* [Problem to work on]:
Of all the lines in the data below, how many contain "Cases"? Report that number alone.

* [Excerpted records]:
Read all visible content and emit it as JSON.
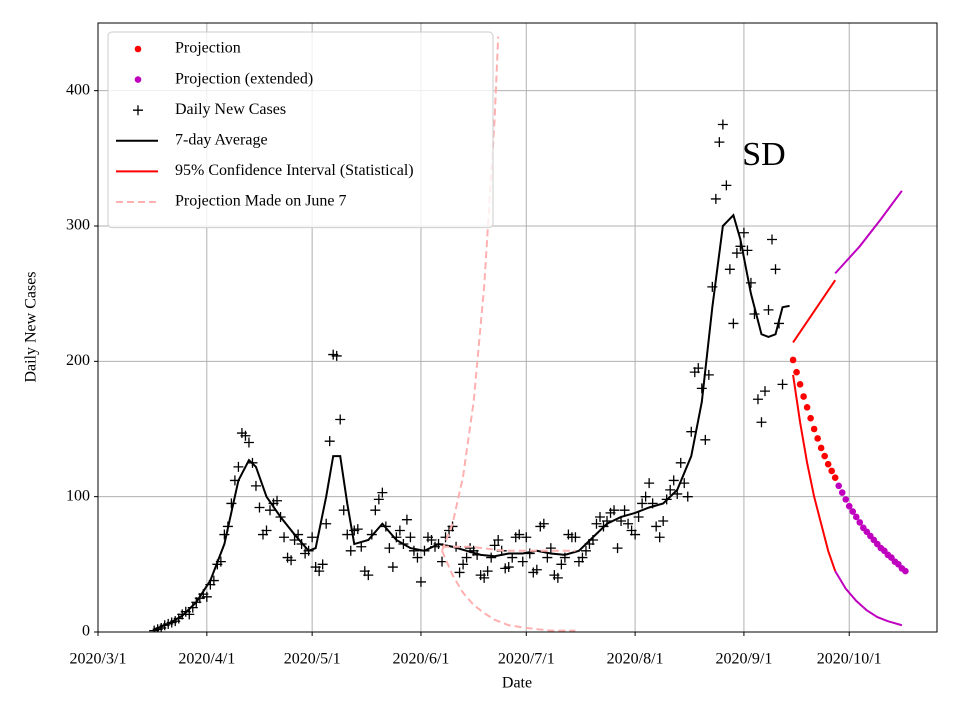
{
  "chart_data": {
    "type": "line",
    "xlabel": "Date",
    "ylabel": "Daily New Cases",
    "annotation": "SD",
    "xlim": [
      "2020/3/1",
      "2020/10/26"
    ],
    "xticks": [
      "2020/3/1",
      "2020/4/1",
      "2020/5/1",
      "2020/6/1",
      "2020/7/1",
      "2020/8/1",
      "2020/9/1",
      "2020/10/1"
    ],
    "ylim": [
      0,
      450
    ],
    "yticks": [
      0,
      100,
      200,
      300,
      400
    ],
    "grid": true,
    "legend": "upper left",
    "series": [
      {
        "name": "Projection",
        "style": "dots",
        "color": "#ff0000",
        "x": [
          "2020/9/15",
          "2020/9/16",
          "2020/9/17",
          "2020/9/18",
          "2020/9/19",
          "2020/9/20",
          "2020/9/21",
          "2020/9/22",
          "2020/9/23",
          "2020/9/24",
          "2020/9/25",
          "2020/9/26",
          "2020/9/27"
        ],
        "values": [
          201,
          192,
          183,
          174,
          166,
          158,
          150,
          143,
          136,
          130,
          124,
          119,
          114
        ]
      },
      {
        "name": "Projection (extended)",
        "style": "dots",
        "color": "#bf00bf",
        "x": [
          "2020/9/28",
          "2020/9/29",
          "2020/9/30",
          "2020/10/1",
          "2020/10/2",
          "2020/10/3",
          "2020/10/4",
          "2020/10/5",
          "2020/10/6",
          "2020/10/7",
          "2020/10/8",
          "2020/10/9",
          "2020/10/10",
          "2020/10/11",
          "2020/10/12",
          "2020/10/13",
          "2020/10/14",
          "2020/10/15",
          "2020/10/16",
          "2020/10/17"
        ],
        "values": [
          108,
          103,
          98,
          93,
          89,
          85,
          81,
          77,
          74,
          71,
          68,
          65,
          62,
          60,
          57,
          55,
          52,
          50,
          47,
          45
        ]
      },
      {
        "name": "Daily New Cases",
        "style": "plus",
        "color": "#000000",
        "x": [
          "2020/3/17",
          "2020/3/18",
          "2020/3/19",
          "2020/3/20",
          "2020/3/21",
          "2020/3/22",
          "2020/3/23",
          "2020/3/24",
          "2020/3/25",
          "2020/3/26",
          "2020/3/27",
          "2020/3/28",
          "2020/3/29",
          "2020/3/30",
          "2020/3/31",
          "2020/4/1",
          "2020/4/2",
          "2020/4/3",
          "2020/4/4",
          "2020/4/5",
          "2020/4/6",
          "2020/4/7",
          "2020/4/8",
          "2020/4/9",
          "2020/4/10",
          "2020/4/11",
          "2020/4/12",
          "2020/4/13",
          "2020/4/14",
          "2020/4/15",
          "2020/4/16",
          "2020/4/17",
          "2020/4/18",
          "2020/4/19",
          "2020/4/20",
          "2020/4/21",
          "2020/4/22",
          "2020/4/23",
          "2020/4/24",
          "2020/4/25",
          "2020/4/26",
          "2020/4/27",
          "2020/4/28",
          "2020/4/29",
          "2020/4/30",
          "2020/5/1",
          "2020/5/2",
          "2020/5/3",
          "2020/5/4",
          "2020/5/5",
          "2020/5/6",
          "2020/5/7",
          "2020/5/8",
          "2020/5/9",
          "2020/5/10",
          "2020/5/11",
          "2020/5/12",
          "2020/5/13",
          "2020/5/14",
          "2020/5/15",
          "2020/5/16",
          "2020/5/17",
          "2020/5/18",
          "2020/5/19",
          "2020/5/20",
          "2020/5/21",
          "2020/5/22",
          "2020/5/23",
          "2020/5/24",
          "2020/5/25",
          "2020/5/26",
          "2020/5/27",
          "2020/5/28",
          "2020/5/29",
          "2020/5/30",
          "2020/5/31",
          "2020/6/1",
          "2020/6/2",
          "2020/6/3",
          "2020/6/4",
          "2020/6/5",
          "2020/6/6",
          "2020/6/7",
          "2020/6/8",
          "2020/6/9",
          "2020/6/10",
          "2020/6/11",
          "2020/6/12",
          "2020/6/13",
          "2020/6/14",
          "2020/6/15",
          "2020/6/16",
          "2020/6/17",
          "2020/6/18",
          "2020/6/19",
          "2020/6/20",
          "2020/6/21",
          "2020/6/22",
          "2020/6/23",
          "2020/6/24",
          "2020/6/25",
          "2020/6/26",
          "2020/6/27",
          "2020/6/28",
          "2020/6/29",
          "2020/6/30",
          "2020/7/1",
          "2020/7/2",
          "2020/7/3",
          "2020/7/4",
          "2020/7/5",
          "2020/7/6",
          "2020/7/7",
          "2020/7/8",
          "2020/7/9",
          "2020/7/10",
          "2020/7/11",
          "2020/7/12",
          "2020/7/13",
          "2020/7/14",
          "2020/7/15",
          "2020/7/16",
          "2020/7/17",
          "2020/7/18",
          "2020/7/19",
          "2020/7/20",
          "2020/7/21",
          "2020/7/22",
          "2020/7/23",
          "2020/7/24",
          "2020/7/25",
          "2020/7/26",
          "2020/7/27",
          "2020/7/28",
          "2020/7/29",
          "2020/7/30",
          "2020/7/31",
          "2020/8/1",
          "2020/8/2",
          "2020/8/3",
          "2020/8/4",
          "2020/8/5",
          "2020/8/6",
          "2020/8/7",
          "2020/8/8",
          "2020/8/9",
          "2020/8/10",
          "2020/8/11",
          "2020/8/12",
          "2020/8/13",
          "2020/8/14",
          "2020/8/15",
          "2020/8/16",
          "2020/8/17",
          "2020/8/18",
          "2020/8/19",
          "2020/8/20",
          "2020/8/21",
          "2020/8/22",
          "2020/8/23",
          "2020/8/24",
          "2020/8/25",
          "2020/8/26",
          "2020/8/27",
          "2020/8/28",
          "2020/8/29",
          "2020/8/30",
          "2020/8/31",
          "2020/9/1",
          "2020/9/2",
          "2020/9/3",
          "2020/9/4",
          "2020/9/5",
          "2020/9/6",
          "2020/9/7",
          "2020/9/8",
          "2020/9/9",
          "2020/9/10",
          "2020/9/11",
          "2020/9/12"
        ],
        "values": [
          1,
          2,
          3,
          5,
          6,
          7,
          8,
          10,
          13,
          15,
          13,
          18,
          22,
          25,
          28,
          26,
          35,
          38,
          50,
          52,
          72,
          78,
          95,
          112,
          122,
          147,
          145,
          140,
          125,
          108,
          92,
          72,
          75,
          90,
          95,
          97,
          85,
          70,
          55,
          53,
          68,
          72,
          65,
          58,
          60,
          70,
          48,
          45,
          50,
          80,
          141,
          205,
          204,
          157,
          90,
          72,
          60,
          75,
          76,
          63,
          45,
          42,
          72,
          90,
          98,
          103,
          78,
          62,
          48,
          70,
          75,
          65,
          83,
          70,
          60,
          55,
          37,
          60,
          70,
          68,
          63,
          65,
          52,
          70,
          75,
          78,
          63,
          44,
          50,
          55,
          62,
          60,
          57,
          42,
          40,
          45,
          55,
          64,
          68,
          60,
          47,
          48,
          55,
          70,
          72,
          52,
          70,
          58,
          44,
          46,
          78,
          80,
          55,
          62,
          42,
          40,
          50,
          55,
          72,
          70,
          70,
          52,
          55,
          60,
          65,
          68,
          80,
          85,
          78,
          82,
          88,
          90,
          62,
          82,
          90,
          80,
          75,
          72,
          85,
          95,
          100,
          110,
          95,
          78,
          70,
          82,
          98,
          105,
          112,
          102,
          125,
          110,
          100,
          148,
          192,
          195,
          180,
          142,
          190,
          255,
          320,
          362,
          375,
          330,
          268,
          228,
          280,
          285,
          295,
          282,
          258,
          235,
          172,
          155,
          178,
          238,
          290,
          268,
          228,
          183
        ]
      },
      {
        "name": "7-day Average",
        "style": "solid",
        "color": "#000000",
        "x": [
          "2020/3/17",
          "2020/3/21",
          "2020/3/25",
          "2020/3/29",
          "2020/4/2",
          "2020/4/6",
          "2020/4/10",
          "2020/4/13",
          "2020/4/15",
          "2020/4/18",
          "2020/4/22",
          "2020/4/26",
          "2020/4/30",
          "2020/5/2",
          "2020/5/5",
          "2020/5/7",
          "2020/5/9",
          "2020/5/11",
          "2020/5/13",
          "2020/5/17",
          "2020/5/21",
          "2020/5/25",
          "2020/5/29",
          "2020/6/2",
          "2020/6/6",
          "2020/6/10",
          "2020/6/14",
          "2020/6/18",
          "2020/6/22",
          "2020/6/26",
          "2020/6/30",
          "2020/7/4",
          "2020/7/8",
          "2020/7/12",
          "2020/7/16",
          "2020/7/20",
          "2020/7/24",
          "2020/7/28",
          "2020/8/1",
          "2020/8/5",
          "2020/8/9",
          "2020/8/13",
          "2020/8/17",
          "2020/8/20",
          "2020/8/23",
          "2020/8/26",
          "2020/8/29",
          "2020/8/31",
          "2020/9/3",
          "2020/9/6",
          "2020/9/8",
          "2020/9/10",
          "2020/9/12",
          "2020/9/14"
        ],
        "values": [
          2,
          6,
          12,
          22,
          38,
          65,
          112,
          127,
          122,
          100,
          85,
          72,
          60,
          62,
          100,
          130,
          130,
          95,
          65,
          68,
          80,
          68,
          62,
          60,
          65,
          63,
          60,
          57,
          56,
          58,
          58,
          60,
          58,
          57,
          60,
          70,
          80,
          85,
          88,
          92,
          95,
          105,
          130,
          170,
          240,
          300,
          308,
          290,
          250,
          220,
          218,
          220,
          240,
          241
        ]
      },
      {
        "name": "95% Confidence Interval (Statistical)",
        "style": "solid",
        "color": "#ff0000",
        "x": [
          "2020/9/15",
          "2020/9/21",
          "2020/9/27",
          null,
          "2020/9/15",
          "2020/9/17",
          "2020/9/19",
          "2020/9/21",
          "2020/9/23",
          "2020/9/25",
          "2020/9/27"
        ],
        "values": [
          214,
          237,
          260,
          null,
          190,
          155,
          125,
          100,
          80,
          60,
          45
        ]
      },
      {
        "style": "solid",
        "color": "#bf00bf",
        "x": [
          "2020/9/27",
          "2020/10/4",
          "2020/10/10",
          "2020/10/16",
          null,
          "2020/9/27",
          "2020/9/30",
          "2020/10/3",
          "2020/10/6",
          "2020/10/9",
          "2020/10/12",
          "2020/10/16"
        ],
        "values": [
          265,
          285,
          305,
          326,
          null,
          45,
          32,
          23,
          16,
          11,
          8,
          5
        ]
      },
      {
        "name": "Projection Made on June 7",
        "style": "dashed",
        "color": "#ffb0b0",
        "x": [
          "2020/6/7",
          "2020/6/10",
          "2020/6/13",
          "2020/6/16",
          "2020/6/19",
          "2020/6/22",
          "2020/6/23",
          null,
          "2020/6/7",
          "2020/6/10",
          "2020/6/13",
          "2020/6/16",
          "2020/6/19",
          "2020/6/22",
          "2020/6/26",
          "2020/7/1",
          "2020/7/8",
          "2020/7/15",
          null,
          "2020/6/7",
          "2020/6/15",
          "2020/6/25",
          "2020/7/5",
          "2020/7/15"
        ],
        "values": [
          60,
          80,
          115,
          170,
          255,
          380,
          440,
          null,
          60,
          42,
          29,
          20,
          14,
          9,
          5,
          3,
          1,
          1,
          null,
          63,
          63,
          60,
          60,
          60
        ]
      }
    ]
  }
}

* [Response below]:
2